[Exercise data start]

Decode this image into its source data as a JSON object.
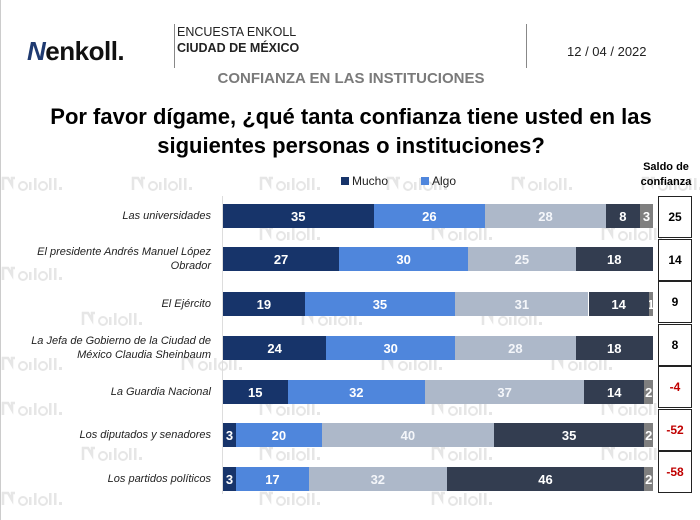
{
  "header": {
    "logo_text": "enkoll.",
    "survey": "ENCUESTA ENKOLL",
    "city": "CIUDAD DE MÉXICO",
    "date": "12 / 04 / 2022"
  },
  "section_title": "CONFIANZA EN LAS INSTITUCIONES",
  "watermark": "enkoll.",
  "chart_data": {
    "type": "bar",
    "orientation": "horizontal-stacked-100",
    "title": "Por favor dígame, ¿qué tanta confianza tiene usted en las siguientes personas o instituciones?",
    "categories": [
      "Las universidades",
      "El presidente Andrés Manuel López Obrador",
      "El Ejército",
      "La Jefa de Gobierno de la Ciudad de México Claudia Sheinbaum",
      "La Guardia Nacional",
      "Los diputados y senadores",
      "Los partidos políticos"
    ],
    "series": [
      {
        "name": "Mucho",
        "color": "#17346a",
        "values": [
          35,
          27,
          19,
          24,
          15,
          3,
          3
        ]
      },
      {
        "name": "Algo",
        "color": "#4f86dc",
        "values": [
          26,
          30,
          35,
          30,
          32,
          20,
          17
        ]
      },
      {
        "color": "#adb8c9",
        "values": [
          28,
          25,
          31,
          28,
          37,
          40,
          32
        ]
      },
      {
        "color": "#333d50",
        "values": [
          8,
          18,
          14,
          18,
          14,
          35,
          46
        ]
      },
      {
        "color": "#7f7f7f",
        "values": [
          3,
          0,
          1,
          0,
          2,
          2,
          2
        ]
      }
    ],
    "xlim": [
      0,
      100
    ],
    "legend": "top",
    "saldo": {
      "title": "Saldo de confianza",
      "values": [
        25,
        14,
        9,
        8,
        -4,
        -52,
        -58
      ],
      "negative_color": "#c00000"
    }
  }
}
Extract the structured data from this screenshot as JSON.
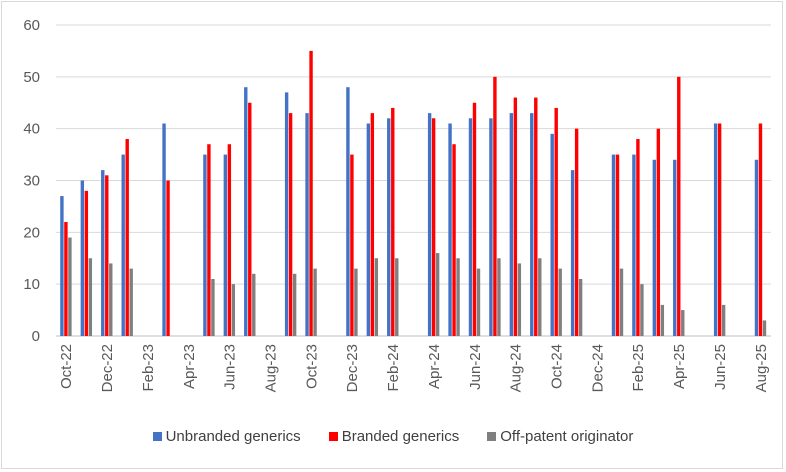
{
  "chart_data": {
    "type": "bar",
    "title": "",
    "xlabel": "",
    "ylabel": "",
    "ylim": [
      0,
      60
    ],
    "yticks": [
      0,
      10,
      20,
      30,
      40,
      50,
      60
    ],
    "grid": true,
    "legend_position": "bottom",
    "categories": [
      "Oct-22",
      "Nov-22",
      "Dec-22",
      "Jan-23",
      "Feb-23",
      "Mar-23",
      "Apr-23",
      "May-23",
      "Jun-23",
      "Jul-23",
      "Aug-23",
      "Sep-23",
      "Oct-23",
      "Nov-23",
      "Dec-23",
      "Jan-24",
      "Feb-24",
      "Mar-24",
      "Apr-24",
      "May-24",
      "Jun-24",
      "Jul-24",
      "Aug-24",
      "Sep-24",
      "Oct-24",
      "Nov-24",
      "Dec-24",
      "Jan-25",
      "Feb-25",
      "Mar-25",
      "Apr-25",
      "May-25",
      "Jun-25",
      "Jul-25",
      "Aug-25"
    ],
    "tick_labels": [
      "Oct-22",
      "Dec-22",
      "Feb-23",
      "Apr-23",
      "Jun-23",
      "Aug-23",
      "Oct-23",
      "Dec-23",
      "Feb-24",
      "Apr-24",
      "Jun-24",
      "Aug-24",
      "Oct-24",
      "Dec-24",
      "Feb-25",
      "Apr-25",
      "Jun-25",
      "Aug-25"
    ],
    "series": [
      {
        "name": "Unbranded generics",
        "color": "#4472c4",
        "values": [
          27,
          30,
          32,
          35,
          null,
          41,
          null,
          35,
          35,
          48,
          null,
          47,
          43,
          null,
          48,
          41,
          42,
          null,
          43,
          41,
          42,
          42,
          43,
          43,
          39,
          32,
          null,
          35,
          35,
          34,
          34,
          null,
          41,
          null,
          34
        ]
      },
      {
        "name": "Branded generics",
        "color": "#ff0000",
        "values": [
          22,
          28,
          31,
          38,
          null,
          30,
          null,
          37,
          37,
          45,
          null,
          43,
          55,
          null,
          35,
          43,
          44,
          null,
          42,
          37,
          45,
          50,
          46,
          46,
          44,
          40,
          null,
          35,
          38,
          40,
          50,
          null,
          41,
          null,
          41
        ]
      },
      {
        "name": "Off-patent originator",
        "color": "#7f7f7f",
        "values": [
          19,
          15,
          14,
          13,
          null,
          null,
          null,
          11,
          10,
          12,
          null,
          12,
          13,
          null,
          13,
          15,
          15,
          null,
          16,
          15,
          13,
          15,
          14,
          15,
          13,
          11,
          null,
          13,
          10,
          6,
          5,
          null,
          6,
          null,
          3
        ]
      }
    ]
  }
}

[Exercise data end]
[Exercise data start]

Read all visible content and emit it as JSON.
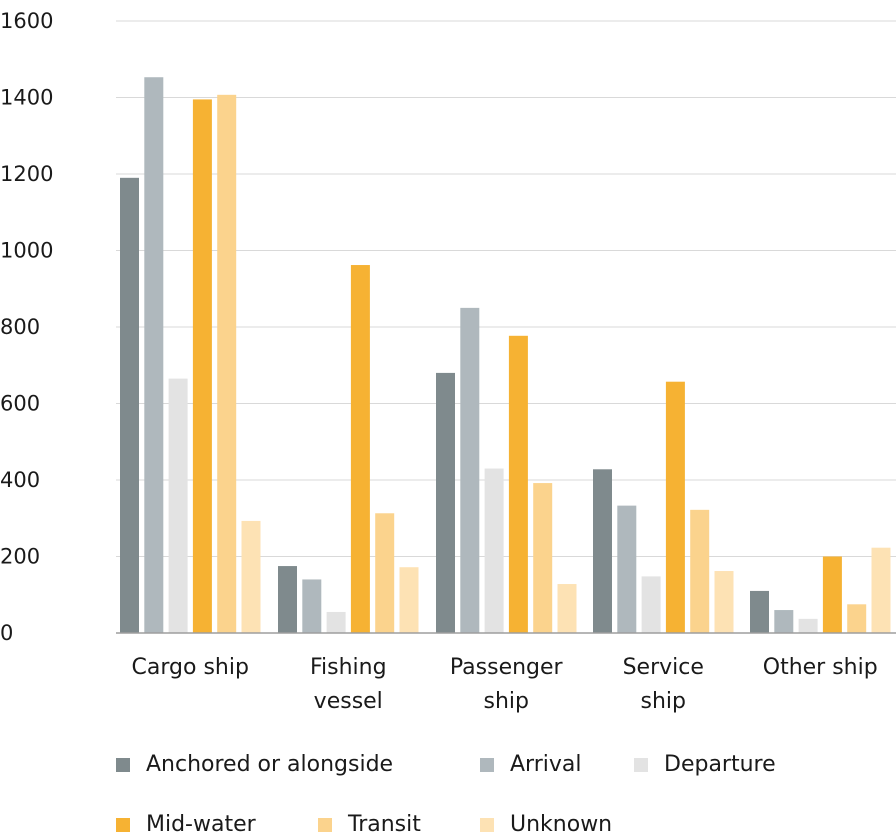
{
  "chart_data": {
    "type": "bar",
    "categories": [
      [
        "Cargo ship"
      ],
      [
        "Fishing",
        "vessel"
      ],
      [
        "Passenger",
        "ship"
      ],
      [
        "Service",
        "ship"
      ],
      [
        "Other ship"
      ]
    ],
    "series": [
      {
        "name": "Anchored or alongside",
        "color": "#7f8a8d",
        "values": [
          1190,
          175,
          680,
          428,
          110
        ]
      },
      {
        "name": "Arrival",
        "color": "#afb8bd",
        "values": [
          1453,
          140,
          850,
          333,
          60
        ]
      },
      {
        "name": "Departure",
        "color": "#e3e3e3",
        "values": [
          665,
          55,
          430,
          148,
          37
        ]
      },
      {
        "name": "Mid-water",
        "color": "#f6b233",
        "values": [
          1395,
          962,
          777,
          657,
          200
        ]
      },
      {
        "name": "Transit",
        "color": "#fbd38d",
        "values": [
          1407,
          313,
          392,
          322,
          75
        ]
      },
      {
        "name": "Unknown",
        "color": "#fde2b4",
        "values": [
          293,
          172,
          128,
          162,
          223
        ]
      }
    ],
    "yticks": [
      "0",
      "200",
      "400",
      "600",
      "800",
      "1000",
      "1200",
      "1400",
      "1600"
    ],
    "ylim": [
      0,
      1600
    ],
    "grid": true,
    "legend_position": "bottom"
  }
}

[Exercise data end]

- _What you need to do_
From the listing above, pick out every line containing "JSON".

- _Output of the exercise_
Decode this image into its source data as a JSON object.
Extract the structured data from this screenshot as JSON.
Read all visible content and emit it as JSON.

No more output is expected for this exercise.